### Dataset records
┄┄┄┄┄┄┄┄┄┄
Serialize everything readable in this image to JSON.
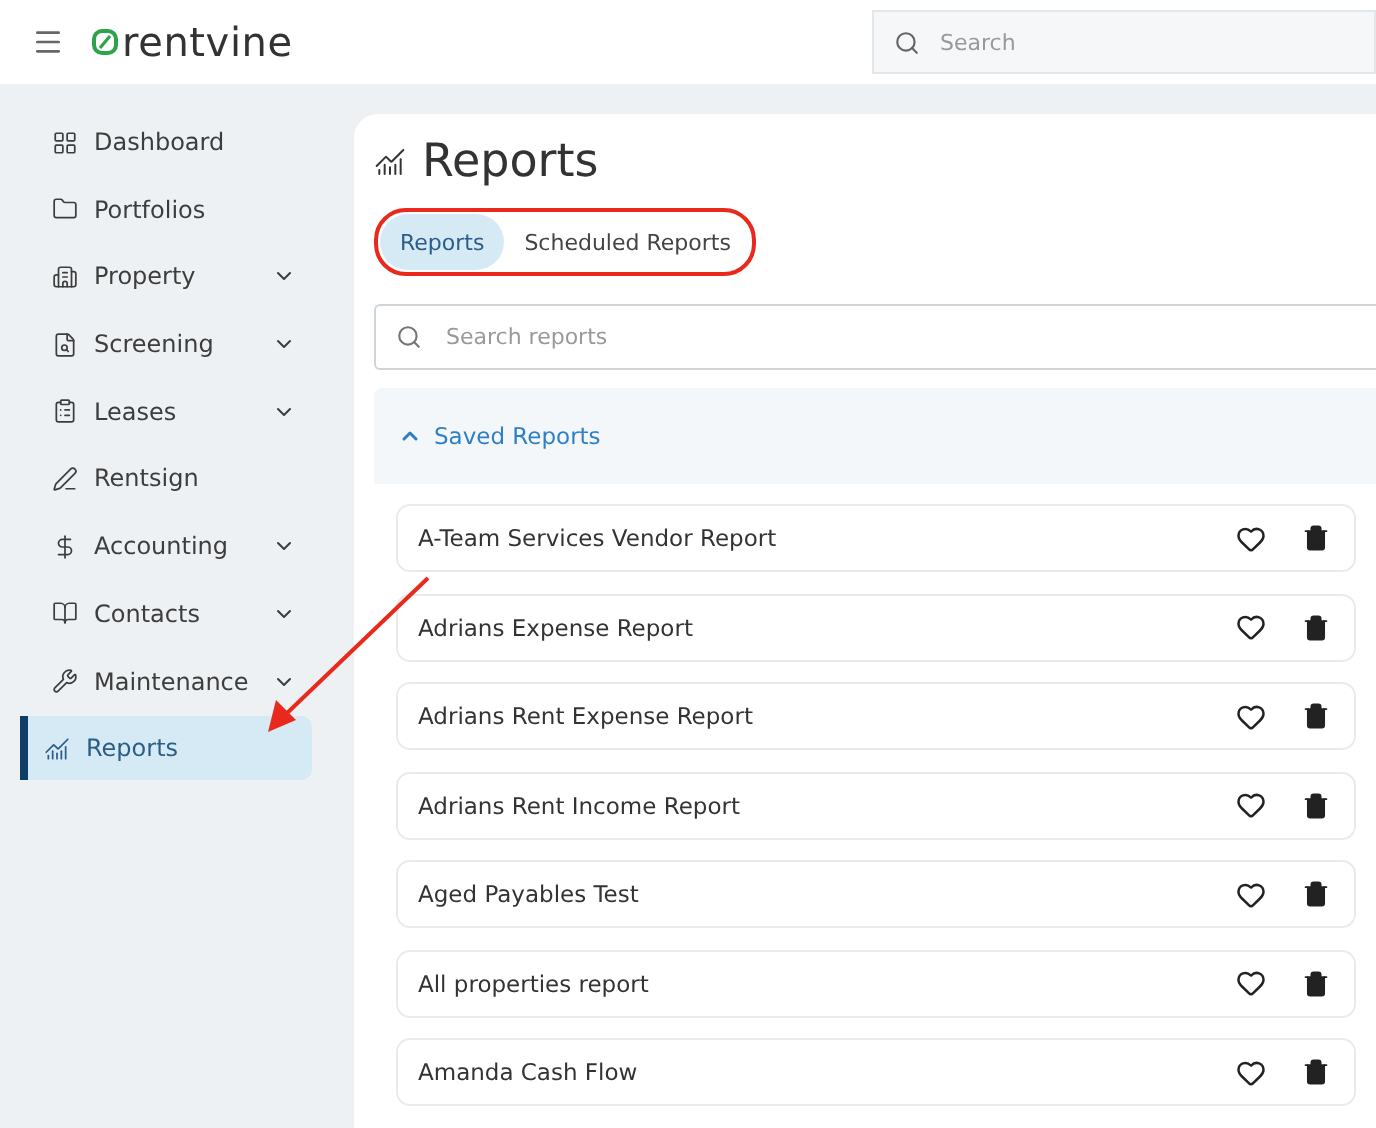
{
  "header": {
    "logo": "rentvine",
    "search": {
      "placeholder": "Search"
    }
  },
  "sidebar": {
    "items": [
      {
        "label": "Dashboard",
        "expandable": false,
        "selected": false
      },
      {
        "label": "Portfolios",
        "expandable": false,
        "selected": false
      },
      {
        "label": "Property",
        "expandable": true,
        "selected": false
      },
      {
        "label": "Screening",
        "expandable": true,
        "selected": false
      },
      {
        "label": "Leases",
        "expandable": true,
        "selected": false
      },
      {
        "label": "Rentsign",
        "expandable": false,
        "selected": false
      },
      {
        "label": "Accounting",
        "expandable": true,
        "selected": false
      },
      {
        "label": "Contacts",
        "expandable": true,
        "selected": false
      },
      {
        "label": "Maintenance",
        "expandable": true,
        "selected": false
      },
      {
        "label": "Reports",
        "expandable": false,
        "selected": true
      }
    ]
  },
  "page": {
    "title": "Reports",
    "tabs": [
      {
        "label": "Reports",
        "selected": true
      },
      {
        "label": "Scheduled Reports",
        "selected": false
      }
    ],
    "search": {
      "placeholder": "Search reports"
    },
    "section": {
      "title": "Saved Reports",
      "expanded": true
    },
    "reports": [
      {
        "name": "A-Team Services Vendor Report"
      },
      {
        "name": "Adrians Expense Report"
      },
      {
        "name": "Adrians Rent Expense Report"
      },
      {
        "name": "Adrians Rent Income Report"
      },
      {
        "name": "Aged Payables Test"
      },
      {
        "name": "All properties report"
      },
      {
        "name": "Amanda Cash Flow"
      }
    ]
  }
}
┄┄┄┄┄┄┄┄┄┄
### YOUR OBJECTIVE
Reproduce each line exactly as it appears, omitting the pictures.

### WRITTEN REPLY
Serialize everything readable in this image to JSON.
{
  "header": {
    "logo": "rentvine",
    "search": {
      "placeholder": "Search"
    }
  },
  "sidebar": {
    "items": [
      {
        "label": "Dashboard",
        "expandable": false,
        "selected": false
      },
      {
        "label": "Portfolios",
        "expandable": false,
        "selected": false
      },
      {
        "label": "Property",
        "expandable": true,
        "selected": false
      },
      {
        "label": "Screening",
        "expandable": true,
        "selected": false
      },
      {
        "label": "Leases",
        "expandable": true,
        "selected": false
      },
      {
        "label": "Rentsign",
        "expandable": false,
        "selected": false
      },
      {
        "label": "Accounting",
        "expandable": true,
        "selected": false
      },
      {
        "label": "Contacts",
        "expandable": true,
        "selected": false
      },
      {
        "label": "Maintenance",
        "expandable": true,
        "selected": false
      },
      {
        "label": "Reports",
        "expandable": false,
        "selected": true
      }
    ]
  },
  "page": {
    "title": "Reports",
    "tabs": [
      {
        "label": "Reports",
        "selected": true
      },
      {
        "label": "Scheduled Reports",
        "selected": false
      }
    ],
    "search": {
      "placeholder": "Search reports"
    },
    "section": {
      "title": "Saved Reports",
      "expanded": true
    },
    "reports": [
      {
        "name": "A-Team Services Vendor Report"
      },
      {
        "name": "Adrians Expense Report"
      },
      {
        "name": "Adrians Rent Expense Report"
      },
      {
        "name": "Adrians Rent Income Report"
      },
      {
        "name": "Aged Payables Test"
      },
      {
        "name": "All properties report"
      },
      {
        "name": "Amanda Cash Flow"
      }
    ]
  }
}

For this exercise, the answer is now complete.